## Records supplied
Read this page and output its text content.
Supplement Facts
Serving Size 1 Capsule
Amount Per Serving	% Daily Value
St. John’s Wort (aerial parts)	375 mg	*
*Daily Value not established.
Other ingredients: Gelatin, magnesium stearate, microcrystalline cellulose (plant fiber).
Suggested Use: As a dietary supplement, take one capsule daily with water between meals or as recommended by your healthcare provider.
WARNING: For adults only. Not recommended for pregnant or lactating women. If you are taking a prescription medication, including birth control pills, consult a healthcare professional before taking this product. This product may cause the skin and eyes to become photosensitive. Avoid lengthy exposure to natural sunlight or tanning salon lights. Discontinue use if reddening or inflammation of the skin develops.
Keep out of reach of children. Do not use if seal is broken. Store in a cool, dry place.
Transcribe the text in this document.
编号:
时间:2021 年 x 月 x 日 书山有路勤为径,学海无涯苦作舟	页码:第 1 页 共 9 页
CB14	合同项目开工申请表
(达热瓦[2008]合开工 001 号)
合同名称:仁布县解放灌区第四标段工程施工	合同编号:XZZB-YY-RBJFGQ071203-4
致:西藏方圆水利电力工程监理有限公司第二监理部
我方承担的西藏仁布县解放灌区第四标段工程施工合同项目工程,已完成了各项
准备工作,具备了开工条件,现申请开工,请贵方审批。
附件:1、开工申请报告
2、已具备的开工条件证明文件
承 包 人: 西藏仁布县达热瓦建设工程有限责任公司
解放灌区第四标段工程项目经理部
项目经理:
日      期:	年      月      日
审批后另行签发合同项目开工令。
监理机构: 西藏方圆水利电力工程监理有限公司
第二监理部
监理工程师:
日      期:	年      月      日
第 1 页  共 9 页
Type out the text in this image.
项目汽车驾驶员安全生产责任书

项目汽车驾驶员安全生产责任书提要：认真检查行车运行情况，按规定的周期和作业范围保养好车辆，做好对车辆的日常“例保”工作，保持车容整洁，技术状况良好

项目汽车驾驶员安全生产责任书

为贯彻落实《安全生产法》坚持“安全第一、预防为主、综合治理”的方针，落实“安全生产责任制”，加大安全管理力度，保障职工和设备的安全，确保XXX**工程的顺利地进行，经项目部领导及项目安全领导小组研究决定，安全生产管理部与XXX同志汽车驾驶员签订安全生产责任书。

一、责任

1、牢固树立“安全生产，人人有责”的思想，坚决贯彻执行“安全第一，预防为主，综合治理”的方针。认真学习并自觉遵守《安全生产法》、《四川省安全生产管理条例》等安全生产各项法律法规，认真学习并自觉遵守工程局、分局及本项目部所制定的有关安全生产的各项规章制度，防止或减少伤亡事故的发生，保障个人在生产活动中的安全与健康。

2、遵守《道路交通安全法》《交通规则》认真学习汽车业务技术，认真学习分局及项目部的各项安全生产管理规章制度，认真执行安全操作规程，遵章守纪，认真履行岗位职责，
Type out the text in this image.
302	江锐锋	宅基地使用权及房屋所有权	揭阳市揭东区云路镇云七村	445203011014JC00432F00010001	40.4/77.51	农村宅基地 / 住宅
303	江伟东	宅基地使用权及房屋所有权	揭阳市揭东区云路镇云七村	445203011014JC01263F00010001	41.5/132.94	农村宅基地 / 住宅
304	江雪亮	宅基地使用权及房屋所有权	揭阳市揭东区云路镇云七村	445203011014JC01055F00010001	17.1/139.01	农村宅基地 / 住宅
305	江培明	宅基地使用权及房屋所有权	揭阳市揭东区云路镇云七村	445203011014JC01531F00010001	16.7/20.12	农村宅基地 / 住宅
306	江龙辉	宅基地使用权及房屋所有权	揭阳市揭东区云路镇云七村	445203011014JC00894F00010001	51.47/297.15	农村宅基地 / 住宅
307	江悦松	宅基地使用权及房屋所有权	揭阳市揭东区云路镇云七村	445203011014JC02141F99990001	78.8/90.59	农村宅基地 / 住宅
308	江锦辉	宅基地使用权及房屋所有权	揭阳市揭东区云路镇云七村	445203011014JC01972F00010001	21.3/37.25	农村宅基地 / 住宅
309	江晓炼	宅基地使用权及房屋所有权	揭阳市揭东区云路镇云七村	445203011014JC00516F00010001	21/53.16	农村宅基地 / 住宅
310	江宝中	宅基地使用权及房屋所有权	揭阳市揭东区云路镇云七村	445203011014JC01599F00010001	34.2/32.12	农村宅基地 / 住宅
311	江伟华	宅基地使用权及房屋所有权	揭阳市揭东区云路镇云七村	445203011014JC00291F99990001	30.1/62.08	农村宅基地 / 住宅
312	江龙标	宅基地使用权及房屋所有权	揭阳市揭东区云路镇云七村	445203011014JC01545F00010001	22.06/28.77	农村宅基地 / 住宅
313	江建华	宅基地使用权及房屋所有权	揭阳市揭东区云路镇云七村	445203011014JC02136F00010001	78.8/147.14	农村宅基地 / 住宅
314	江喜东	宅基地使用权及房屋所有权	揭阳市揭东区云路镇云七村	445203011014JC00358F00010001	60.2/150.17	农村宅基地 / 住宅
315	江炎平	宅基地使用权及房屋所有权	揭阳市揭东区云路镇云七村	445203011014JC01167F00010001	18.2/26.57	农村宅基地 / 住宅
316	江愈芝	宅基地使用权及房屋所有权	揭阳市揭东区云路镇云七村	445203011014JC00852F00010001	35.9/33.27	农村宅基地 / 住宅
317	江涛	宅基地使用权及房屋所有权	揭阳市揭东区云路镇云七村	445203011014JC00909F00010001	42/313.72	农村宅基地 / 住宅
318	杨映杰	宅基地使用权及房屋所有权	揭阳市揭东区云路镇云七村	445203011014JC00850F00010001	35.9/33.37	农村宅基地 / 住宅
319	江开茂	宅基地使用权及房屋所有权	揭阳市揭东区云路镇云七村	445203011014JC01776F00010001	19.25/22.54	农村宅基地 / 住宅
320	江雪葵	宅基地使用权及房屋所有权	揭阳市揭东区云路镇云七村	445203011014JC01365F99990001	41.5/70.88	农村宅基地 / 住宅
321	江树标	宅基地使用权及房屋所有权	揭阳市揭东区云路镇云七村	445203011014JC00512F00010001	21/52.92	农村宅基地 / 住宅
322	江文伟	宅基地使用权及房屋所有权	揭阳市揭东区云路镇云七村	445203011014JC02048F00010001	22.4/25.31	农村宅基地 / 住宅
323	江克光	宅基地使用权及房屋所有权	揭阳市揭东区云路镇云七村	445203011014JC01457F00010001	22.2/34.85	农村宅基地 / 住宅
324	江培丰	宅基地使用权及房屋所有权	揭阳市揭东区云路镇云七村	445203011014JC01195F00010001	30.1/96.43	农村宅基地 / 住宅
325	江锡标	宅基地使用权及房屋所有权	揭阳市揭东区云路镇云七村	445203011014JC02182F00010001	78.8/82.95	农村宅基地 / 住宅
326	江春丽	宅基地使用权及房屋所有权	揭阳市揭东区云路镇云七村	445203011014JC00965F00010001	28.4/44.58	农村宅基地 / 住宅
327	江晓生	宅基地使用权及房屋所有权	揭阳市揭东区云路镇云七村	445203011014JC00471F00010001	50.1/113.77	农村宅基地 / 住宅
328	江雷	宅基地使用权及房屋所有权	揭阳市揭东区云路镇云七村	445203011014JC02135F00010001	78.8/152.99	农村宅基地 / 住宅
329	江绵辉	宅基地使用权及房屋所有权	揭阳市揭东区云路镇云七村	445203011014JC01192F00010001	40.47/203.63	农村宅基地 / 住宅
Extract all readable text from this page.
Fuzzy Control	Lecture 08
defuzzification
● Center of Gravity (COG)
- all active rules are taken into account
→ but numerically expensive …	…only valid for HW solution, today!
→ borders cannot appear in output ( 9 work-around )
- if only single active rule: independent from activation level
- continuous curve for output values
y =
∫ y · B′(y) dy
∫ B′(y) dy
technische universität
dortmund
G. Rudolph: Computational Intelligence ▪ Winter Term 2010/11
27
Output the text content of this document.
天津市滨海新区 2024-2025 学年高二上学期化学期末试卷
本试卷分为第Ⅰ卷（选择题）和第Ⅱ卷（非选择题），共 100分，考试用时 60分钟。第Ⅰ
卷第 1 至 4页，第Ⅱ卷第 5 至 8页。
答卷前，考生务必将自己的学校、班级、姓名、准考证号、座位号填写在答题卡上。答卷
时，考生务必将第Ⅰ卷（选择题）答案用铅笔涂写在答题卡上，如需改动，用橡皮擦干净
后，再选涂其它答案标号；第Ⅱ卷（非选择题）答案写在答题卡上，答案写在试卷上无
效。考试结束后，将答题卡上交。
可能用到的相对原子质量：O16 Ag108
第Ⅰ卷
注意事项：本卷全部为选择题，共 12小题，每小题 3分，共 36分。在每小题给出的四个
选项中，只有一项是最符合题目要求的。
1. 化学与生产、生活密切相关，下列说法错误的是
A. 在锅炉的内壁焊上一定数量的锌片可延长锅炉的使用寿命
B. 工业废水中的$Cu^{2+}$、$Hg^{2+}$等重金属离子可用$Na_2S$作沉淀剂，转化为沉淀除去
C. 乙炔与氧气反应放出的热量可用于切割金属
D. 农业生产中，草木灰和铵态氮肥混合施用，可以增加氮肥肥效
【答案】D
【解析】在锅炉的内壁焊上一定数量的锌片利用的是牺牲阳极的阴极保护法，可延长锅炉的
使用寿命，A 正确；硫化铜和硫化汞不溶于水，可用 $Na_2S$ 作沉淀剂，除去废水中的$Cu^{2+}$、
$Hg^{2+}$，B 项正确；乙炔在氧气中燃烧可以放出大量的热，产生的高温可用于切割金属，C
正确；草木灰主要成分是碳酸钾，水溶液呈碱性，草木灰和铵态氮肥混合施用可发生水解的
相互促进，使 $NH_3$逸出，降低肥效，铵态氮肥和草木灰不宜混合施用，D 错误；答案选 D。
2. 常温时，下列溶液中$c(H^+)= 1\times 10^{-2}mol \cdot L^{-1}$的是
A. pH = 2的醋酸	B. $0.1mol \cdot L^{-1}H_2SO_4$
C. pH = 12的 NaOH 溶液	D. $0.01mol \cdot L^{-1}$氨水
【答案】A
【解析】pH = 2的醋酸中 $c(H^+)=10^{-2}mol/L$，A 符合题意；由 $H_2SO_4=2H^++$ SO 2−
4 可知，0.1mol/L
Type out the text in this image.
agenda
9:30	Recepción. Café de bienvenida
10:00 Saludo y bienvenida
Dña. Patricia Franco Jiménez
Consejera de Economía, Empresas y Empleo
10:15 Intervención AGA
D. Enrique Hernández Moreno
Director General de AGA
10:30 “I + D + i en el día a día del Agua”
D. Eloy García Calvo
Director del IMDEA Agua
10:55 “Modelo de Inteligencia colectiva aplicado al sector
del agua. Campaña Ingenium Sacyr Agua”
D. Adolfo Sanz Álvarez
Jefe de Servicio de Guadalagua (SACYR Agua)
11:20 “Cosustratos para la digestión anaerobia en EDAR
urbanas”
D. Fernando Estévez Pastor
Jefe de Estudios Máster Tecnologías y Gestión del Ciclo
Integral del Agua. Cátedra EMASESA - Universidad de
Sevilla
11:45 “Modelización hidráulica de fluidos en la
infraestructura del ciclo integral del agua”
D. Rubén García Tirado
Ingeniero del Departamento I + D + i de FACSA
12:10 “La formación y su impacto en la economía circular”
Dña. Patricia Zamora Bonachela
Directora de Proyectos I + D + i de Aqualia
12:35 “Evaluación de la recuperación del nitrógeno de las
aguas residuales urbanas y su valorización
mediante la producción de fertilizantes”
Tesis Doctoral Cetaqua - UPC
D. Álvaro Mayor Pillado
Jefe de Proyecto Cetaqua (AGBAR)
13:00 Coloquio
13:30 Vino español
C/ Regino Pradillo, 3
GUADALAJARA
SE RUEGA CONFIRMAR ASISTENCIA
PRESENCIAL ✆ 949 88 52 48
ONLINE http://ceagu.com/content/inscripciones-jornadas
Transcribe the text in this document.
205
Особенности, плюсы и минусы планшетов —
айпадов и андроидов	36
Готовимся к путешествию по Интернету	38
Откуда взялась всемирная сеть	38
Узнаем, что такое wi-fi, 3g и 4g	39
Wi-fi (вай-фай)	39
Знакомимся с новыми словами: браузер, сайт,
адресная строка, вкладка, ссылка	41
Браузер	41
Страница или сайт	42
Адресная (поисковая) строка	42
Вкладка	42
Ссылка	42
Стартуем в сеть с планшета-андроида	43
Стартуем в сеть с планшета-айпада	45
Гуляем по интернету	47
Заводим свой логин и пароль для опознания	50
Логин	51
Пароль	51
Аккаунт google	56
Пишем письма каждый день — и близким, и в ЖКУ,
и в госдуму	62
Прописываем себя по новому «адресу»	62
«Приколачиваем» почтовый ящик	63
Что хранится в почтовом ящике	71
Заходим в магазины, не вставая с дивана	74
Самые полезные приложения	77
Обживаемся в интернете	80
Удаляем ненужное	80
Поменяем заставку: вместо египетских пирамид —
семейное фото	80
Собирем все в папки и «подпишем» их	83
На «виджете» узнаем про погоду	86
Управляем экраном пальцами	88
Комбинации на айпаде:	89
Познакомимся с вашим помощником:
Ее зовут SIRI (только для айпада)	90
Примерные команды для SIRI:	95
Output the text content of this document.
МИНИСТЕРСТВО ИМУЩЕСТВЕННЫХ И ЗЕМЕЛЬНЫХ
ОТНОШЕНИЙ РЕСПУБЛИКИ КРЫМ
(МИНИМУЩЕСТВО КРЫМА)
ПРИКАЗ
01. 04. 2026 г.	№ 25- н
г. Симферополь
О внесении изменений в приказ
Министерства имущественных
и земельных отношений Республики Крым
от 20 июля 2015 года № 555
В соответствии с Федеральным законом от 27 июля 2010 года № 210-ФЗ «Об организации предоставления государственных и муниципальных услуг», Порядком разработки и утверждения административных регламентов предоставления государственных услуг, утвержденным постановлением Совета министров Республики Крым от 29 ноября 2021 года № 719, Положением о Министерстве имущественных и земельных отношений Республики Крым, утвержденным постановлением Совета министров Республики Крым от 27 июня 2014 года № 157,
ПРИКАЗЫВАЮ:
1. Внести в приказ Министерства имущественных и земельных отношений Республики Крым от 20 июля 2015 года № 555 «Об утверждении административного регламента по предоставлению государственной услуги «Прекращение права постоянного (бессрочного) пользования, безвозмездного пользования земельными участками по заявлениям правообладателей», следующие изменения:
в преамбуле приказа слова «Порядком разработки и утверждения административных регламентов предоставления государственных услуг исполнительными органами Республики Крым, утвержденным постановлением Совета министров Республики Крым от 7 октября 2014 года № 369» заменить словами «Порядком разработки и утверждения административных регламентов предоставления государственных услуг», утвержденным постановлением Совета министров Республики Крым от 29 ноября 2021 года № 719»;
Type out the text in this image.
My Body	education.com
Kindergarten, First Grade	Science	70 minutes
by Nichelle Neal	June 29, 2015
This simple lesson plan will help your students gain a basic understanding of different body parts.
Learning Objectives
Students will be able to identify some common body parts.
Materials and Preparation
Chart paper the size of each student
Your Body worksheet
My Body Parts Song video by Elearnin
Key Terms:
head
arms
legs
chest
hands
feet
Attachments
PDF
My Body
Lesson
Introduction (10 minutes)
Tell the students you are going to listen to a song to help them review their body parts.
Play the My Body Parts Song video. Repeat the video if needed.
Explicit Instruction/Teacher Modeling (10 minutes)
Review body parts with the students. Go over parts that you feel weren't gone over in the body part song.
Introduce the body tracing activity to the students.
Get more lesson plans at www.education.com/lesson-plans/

## Exercise prompt
Select every line where the word "video" occurs.

## Exercise answer
My Body Parts Song video by Elearnin
Play the My Body Parts Song video. Repeat the video if needed.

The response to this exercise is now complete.